» RECORD SET:

/---

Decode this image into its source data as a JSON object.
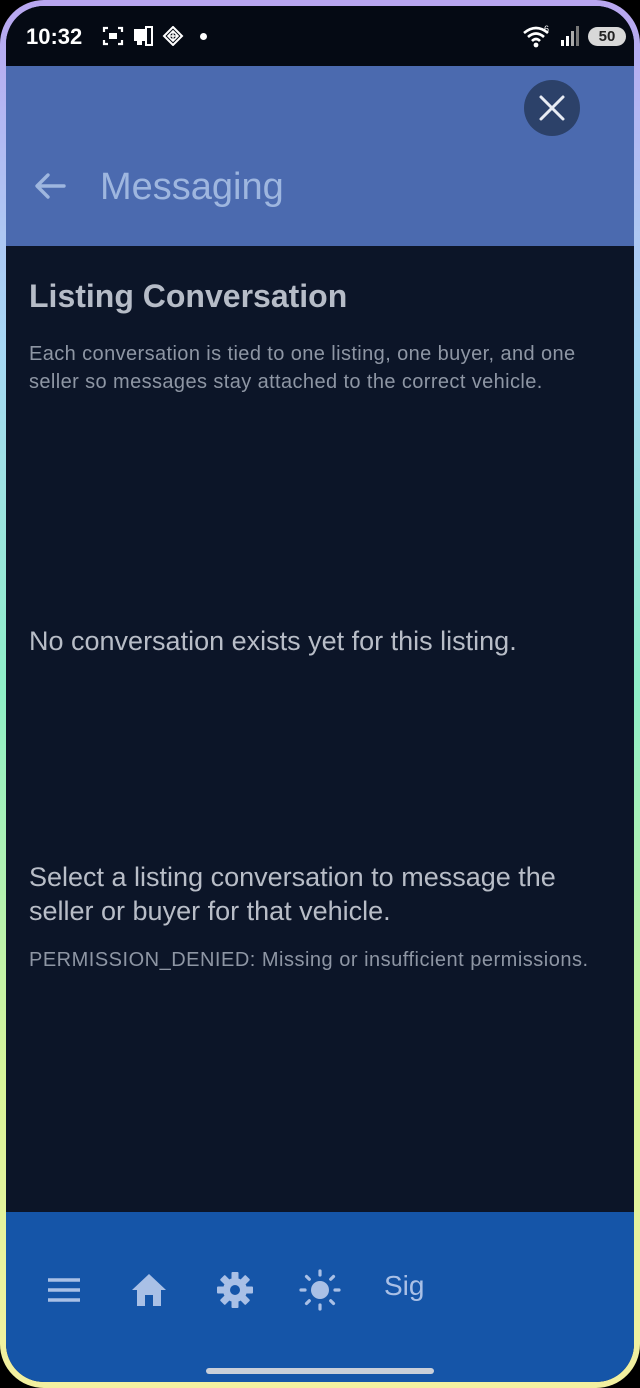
{
  "status_bar": {
    "time": "10:32",
    "battery": "50",
    "wifi_badge": "6"
  },
  "app_bar": {
    "title": "Messaging"
  },
  "content": {
    "heading": "Listing Conversation",
    "description": "Each conversation is tied to one listing, one buyer, and one seller so messages stay attached to the correct vehicle.",
    "empty_message": "No conversation exists yet for this listing.",
    "select_message": "Select a listing conversation to message the seller or buyer for that vehicle.",
    "error_message": "PERMISSION_DENIED: Missing or insufficient permissions."
  },
  "bottom_nav": {
    "items": [
      {
        "icon": "menu-icon"
      },
      {
        "icon": "home-icon"
      },
      {
        "icon": "settings-icon"
      },
      {
        "icon": "brightness-icon"
      }
    ],
    "sig_label": "Sig"
  },
  "colors": {
    "app_bar": "#4b6aaf",
    "background": "#0c1528",
    "bottom_bar": "#1555a8",
    "close_button": "#2c4169"
  }
}
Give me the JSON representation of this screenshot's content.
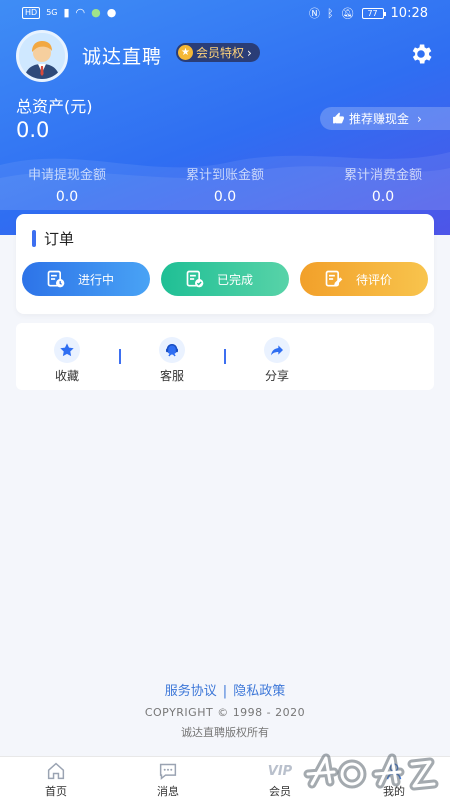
{
  "status_bar": {
    "left_badge": "HD",
    "network": "5G",
    "battery": "77",
    "time": "10:28"
  },
  "profile": {
    "username": "诚达直聘",
    "vip_label": "会员特权",
    "settings_icon": "gear-icon"
  },
  "assets": {
    "label": "总资产(元)",
    "value": "0.0",
    "recommend_label": "推荐赚现金"
  },
  "stats": [
    {
      "label": "申请提现金额",
      "value": "0.0"
    },
    {
      "label": "累计到账金额",
      "value": "0.0"
    },
    {
      "label": "累计消费金额",
      "value": "0.0"
    }
  ],
  "orders": {
    "title": "订单",
    "buttons": [
      {
        "label": "进行中",
        "icon": "list-clock-icon",
        "color": "#2d73e8"
      },
      {
        "label": "已完成",
        "icon": "list-check-icon",
        "color": "#1fbf95"
      },
      {
        "label": "待评价",
        "icon": "edit-note-icon",
        "color": "#f2a02a"
      }
    ]
  },
  "tools": [
    {
      "label": "收藏",
      "icon": "star-icon"
    },
    {
      "label": "客服",
      "icon": "customer-service-icon"
    },
    {
      "label": "分享",
      "icon": "share-icon"
    }
  ],
  "footer": {
    "service_agreement": "服务协议",
    "privacy_policy": "隐私政策",
    "separator": "|",
    "copyright": "COPYRIGHT © 1998 - 2020",
    "rights": "诚达直聘版权所有"
  },
  "tabbar": [
    {
      "label": "首页",
      "icon": "home-icon"
    },
    {
      "label": "消息",
      "icon": "message-icon"
    },
    {
      "label": "会员",
      "icon": "vip-icon",
      "icon_text": "VIP"
    },
    {
      "label": "我的",
      "icon": "user-icon"
    }
  ],
  "colors": {
    "primary": "#2f6ef2",
    "link": "#3e78d8"
  }
}
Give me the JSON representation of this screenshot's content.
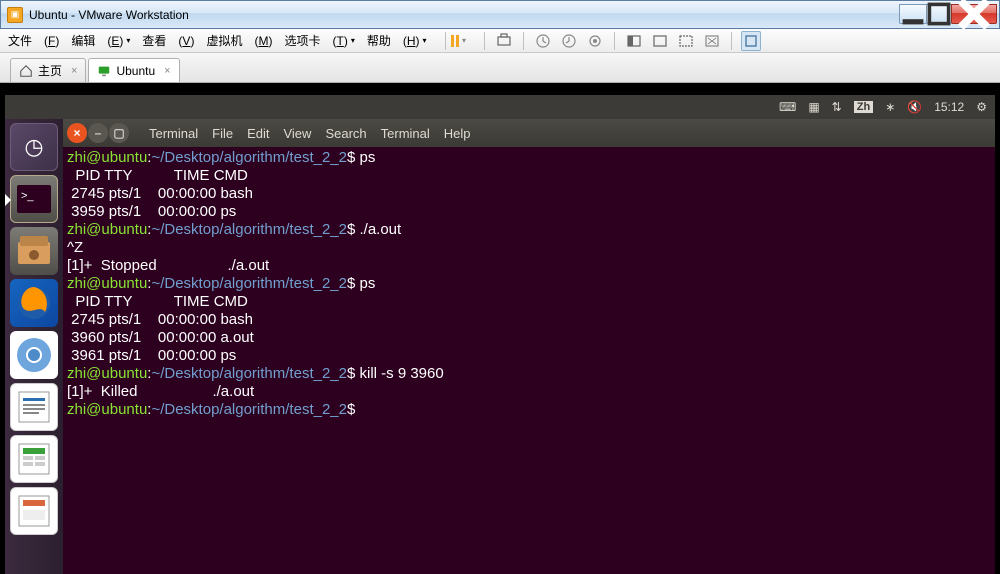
{
  "window": {
    "title": "Ubuntu - VMware Workstation"
  },
  "menu": {
    "file": "文件",
    "file_u": "F",
    "edit": "编辑",
    "edit_u": "E",
    "view": "查看",
    "view_u": "V",
    "vm": "虚拟机",
    "vm_u": "M",
    "tabs": "选项卡",
    "tabs_u": "T",
    "help": "帮助",
    "help_u": "H"
  },
  "tabs": {
    "home": "主页",
    "ubuntu": "Ubuntu"
  },
  "ubuntu_panel": {
    "lang": "Zh",
    "time": "15:12"
  },
  "term_menu": {
    "terminal1": "Terminal",
    "file": "File",
    "edit": "Edit",
    "view": "View",
    "search": "Search",
    "terminal2": "Terminal",
    "help": "Help"
  },
  "term": {
    "user": "zhi@ubuntu",
    "path": "~/Desktop/algorithm/test_2_2",
    "dollar": "$",
    "cmd_ps": "ps",
    "hdr": "  PID TTY          TIME CMD",
    "row_2745_bash": " 2745 pts/1    00:00:00 bash",
    "row_3959_ps": " 3959 pts/1    00:00:00 ps",
    "cmd_aout": "./a.out",
    "ctrlz": "^Z",
    "stopped": "[1]+  Stopped                 ./a.out",
    "row_3960_aout": " 3960 pts/1    00:00:00 a.out",
    "row_3961_ps": " 3961 pts/1    00:00:00 ps",
    "cmd_kill": "kill -s 9 3960",
    "killed": "[1]+  Killed                  ./a.out"
  }
}
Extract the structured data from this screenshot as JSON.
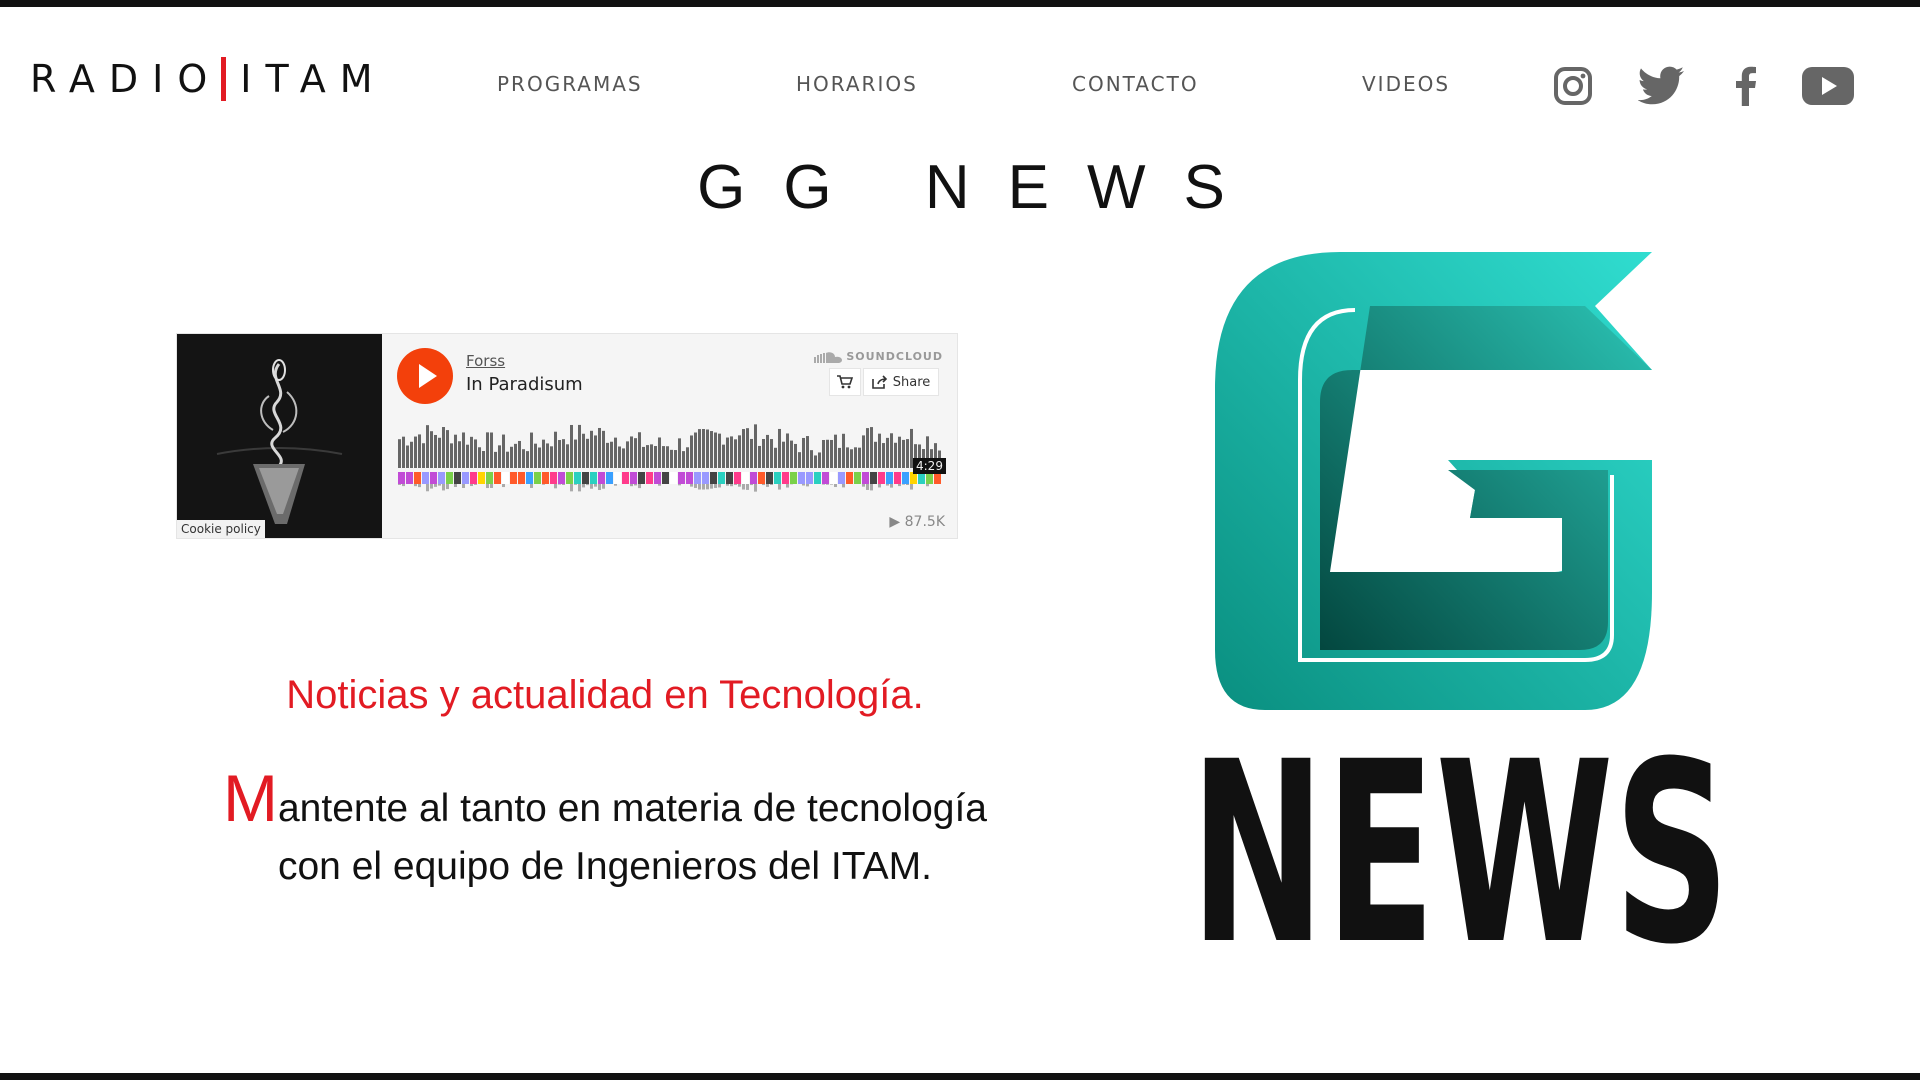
{
  "header": {
    "logo": {
      "left": "RADIO",
      "right": "ITAM"
    },
    "nav": [
      "PROGRAMAS",
      "HORARIOS",
      "CONTACTO",
      "VIDEOS"
    ],
    "social_icons": [
      "instagram-icon",
      "twitter-icon",
      "facebook-icon",
      "youtube-icon"
    ]
  },
  "page": {
    "title": "GG NEWS",
    "tagline": "Noticias y actualidad en Tecnología.",
    "description": {
      "dropcap": "M",
      "line1": "antente al tanto en materia de tecnología",
      "line2": "con el equipo de Ingenieros del ITAM."
    }
  },
  "player": {
    "artist": "Forss",
    "track": "In Paradisum",
    "brand": "SOUNDCLOUD",
    "share_label": "Share",
    "duration": "4:29",
    "plays": "87.5K",
    "cookie": "Cookie policy"
  },
  "brand_logo": {
    "text": "NEWS"
  },
  "colors": {
    "accent": "#e21b23",
    "soundcloud": "#f3400b",
    "teal_light": "#2ed9c9",
    "teal_dark": "#05544a"
  }
}
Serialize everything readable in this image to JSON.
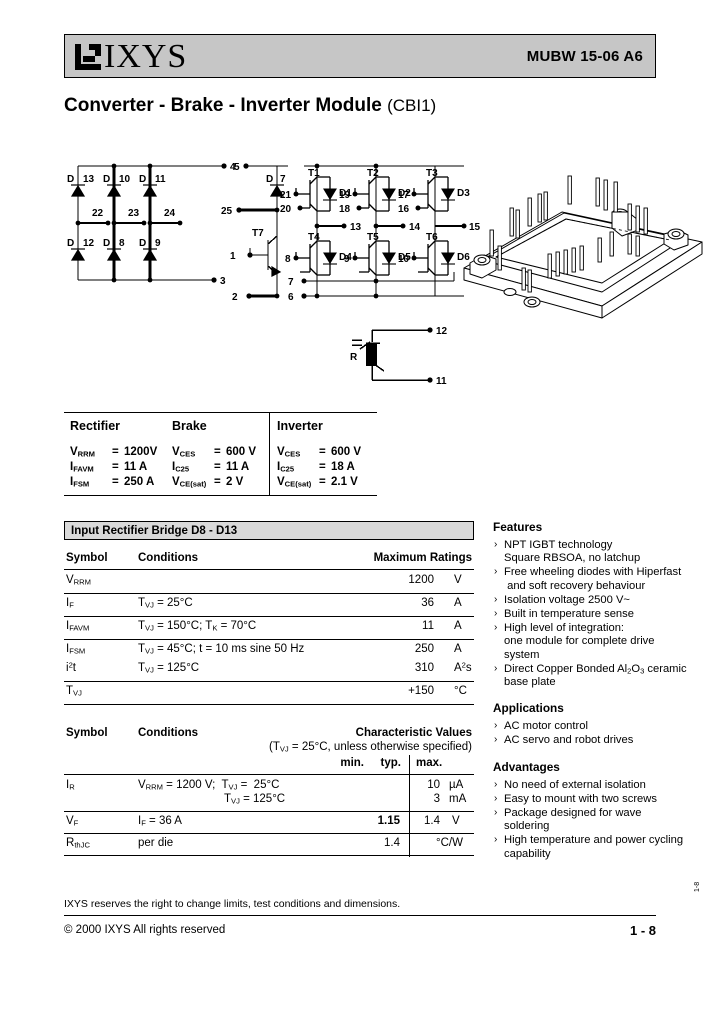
{
  "header": {
    "logo_text": "IXYS",
    "logo_icon": "ixys-square-logo",
    "part_number": "MUBW 15-06 A6"
  },
  "title": {
    "main": "Converter - Brake - Inverter Module ",
    "suffix": "(CBI1)"
  },
  "schematic": {
    "caption": "circuit diagram",
    "rectifier_diodes_top": [
      "D 13",
      "D 10",
      "D 11"
    ],
    "rectifier_diodes_bottom": [
      "D 12",
      "D 8",
      "D 9"
    ],
    "rectifier_ac_terminals": [
      "22",
      "23",
      "24"
    ],
    "dc_plus_terminal": "4",
    "dc_minus_terminal": "3",
    "brake_terminal_top": "5",
    "brake_diode": "D 7",
    "brake_igbt": "T7",
    "brake_terminals": [
      "25",
      "1",
      "2"
    ],
    "inverter_igbts_top": [
      "T1",
      "T2",
      "T3"
    ],
    "inverter_diodes_top": [
      "D1",
      "D2",
      "D3"
    ],
    "inverter_igbts_bottom": [
      "T4",
      "T5",
      "T6"
    ],
    "inverter_diodes_bottom": [
      "D4",
      "D5",
      "D6"
    ],
    "inverter_gate_terminals_top": [
      "21",
      "20",
      "19",
      "18",
      "17",
      "16"
    ],
    "inverter_output_terminals": [
      "13",
      "14",
      "15"
    ],
    "inverter_gate_terminals_bottom": [
      "8",
      "9",
      "10"
    ],
    "inverter_emitter_terminal": "7",
    "inverter_dc_minus_terminal": "6",
    "thermistor_label": "R",
    "thermistor_terminals": [
      "12",
      "11"
    ]
  },
  "module_drawing": {
    "name": "cbi1-power-module-outline"
  },
  "summary": {
    "columns": [
      "Rectifier",
      "Brake",
      "Inverter"
    ],
    "rectifier": [
      {
        "symbol": "V",
        "sub": "RRM",
        "value": "1200V"
      },
      {
        "symbol": "I",
        "sub": "FAVM",
        "value": "11 A"
      },
      {
        "symbol": "I",
        "sub": "FSM",
        "value": "250 A"
      }
    ],
    "brake": [
      {
        "symbol": "V",
        "sub": "CES",
        "value": "600 V"
      },
      {
        "symbol": "I",
        "sub": "C25",
        "value": "11 A"
      },
      {
        "symbol": "V",
        "sub": "CE(sat)",
        "value": "2 V"
      }
    ],
    "inverter": [
      {
        "symbol": "V",
        "sub": "CES",
        "value": "600 V"
      },
      {
        "symbol": "I",
        "sub": "C25",
        "value": "18 A"
      },
      {
        "symbol": "V",
        "sub": "CE(sat)",
        "value": "2.1 V"
      }
    ],
    "equals": "="
  },
  "table1": {
    "band_title": "Input Rectifier Bridge D8 - D13",
    "headers": {
      "symbol": "Symbol",
      "conditions": "Conditions",
      "ratings": "Maximum Ratings"
    },
    "rows": [
      {
        "symbol": "V",
        "sub": "RRM",
        "conditions": "",
        "value": "1200",
        "unit": "V"
      },
      {
        "symbol": "I",
        "sub": "F",
        "conditions": "T_VJ = 25°C",
        "value": "36",
        "unit": "A"
      },
      {
        "symbol": "I",
        "sub": "FAVM",
        "conditions": "T_VJ = 150°C; T_K = 70°C",
        "value": "11",
        "unit": "A"
      },
      {
        "symbol": "I",
        "sub": "FSM",
        "conditions": "T_VJ = 45°C; t = 10 ms sine 50 Hz",
        "value": "250",
        "unit": "A"
      },
      {
        "symbol": "i²t",
        "sub": "",
        "conditions": "T_VJ = 125°C",
        "value": "310",
        "unit": "A²s"
      },
      {
        "symbol": "T",
        "sub": "VJ",
        "conditions": "",
        "value": "+150",
        "unit": "°C"
      }
    ]
  },
  "table2": {
    "headers": {
      "symbol": "Symbol",
      "conditions": "Conditions",
      "char_values": "Characteristic Values",
      "char_note": "(T_VJ = 25°C, unless otherwise specified)",
      "min": "min.",
      "typ": "typ.",
      "max": "max."
    },
    "rows": [
      {
        "symbol": "I",
        "sub": "R",
        "cond1": "V_RRM = 1200 V;  T_VJ =   25°C",
        "cond2": "T_VJ = 125°C",
        "min": "",
        "typ": "",
        "max": "10",
        "max2": "3",
        "unit": "µA",
        "unit2": "mA"
      },
      {
        "symbol": "V",
        "sub": "F",
        "cond1": "I_F = 36 A",
        "cond2": "",
        "min": "",
        "typ": "1.15",
        "max": "1.4",
        "max2": "",
        "unit": "V",
        "unit2": ""
      },
      {
        "symbol": "R",
        "sub": "thJC",
        "cond1": "per die",
        "cond2": "",
        "min": "",
        "typ": "1.4",
        "max": "",
        "max2": "",
        "unit": "°C/W",
        "unit2": ""
      }
    ]
  },
  "features": {
    "title": "Features",
    "items": [
      "NPT IGBT technology\nSquare RBSOA, no latchup",
      "Free wheeling diodes with Hiperfast\n and soft recovery behaviour",
      "Isolation voltage 2500 V~",
      "Built in temperature sense",
      "High level of integration:\none module for complete drive\nsystem",
      "Direct Copper Bonded Al₂O₃ ceramic\nbase plate"
    ]
  },
  "applications": {
    "title": "Applications",
    "items": [
      "AC motor control",
      "AC servo and robot drives"
    ]
  },
  "advantages": {
    "title": "Advantages",
    "items": [
      "No need of external isolation",
      "Easy to mount with two screws",
      "Package designed for wave\nsoldering",
      "High temperature and power cycling\ncapability"
    ]
  },
  "footer": {
    "note": "IXYS reserves the right to change limits, test conditions and dimensions.",
    "copyright": "© 2000 IXYS All rights reserved",
    "page": "1 - 8",
    "side_code": "1-8"
  },
  "colors": {
    "header_band": "#c6c6c6",
    "table_band": "#d9d9d9",
    "ink": "#000000",
    "paper": "#ffffff"
  }
}
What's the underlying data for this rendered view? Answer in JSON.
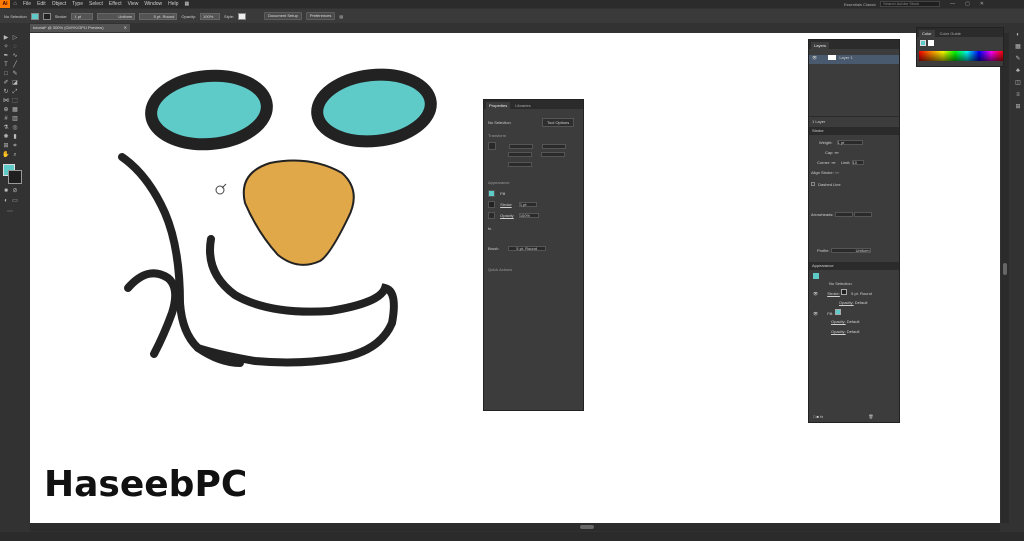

\---

» WORK TO DO: Pull every line containing the word "temperature" out of the material and copy it.

» ANSWER BELOW:
      "Built in temperature sense",
      "High temperature and power cycling\ncapability"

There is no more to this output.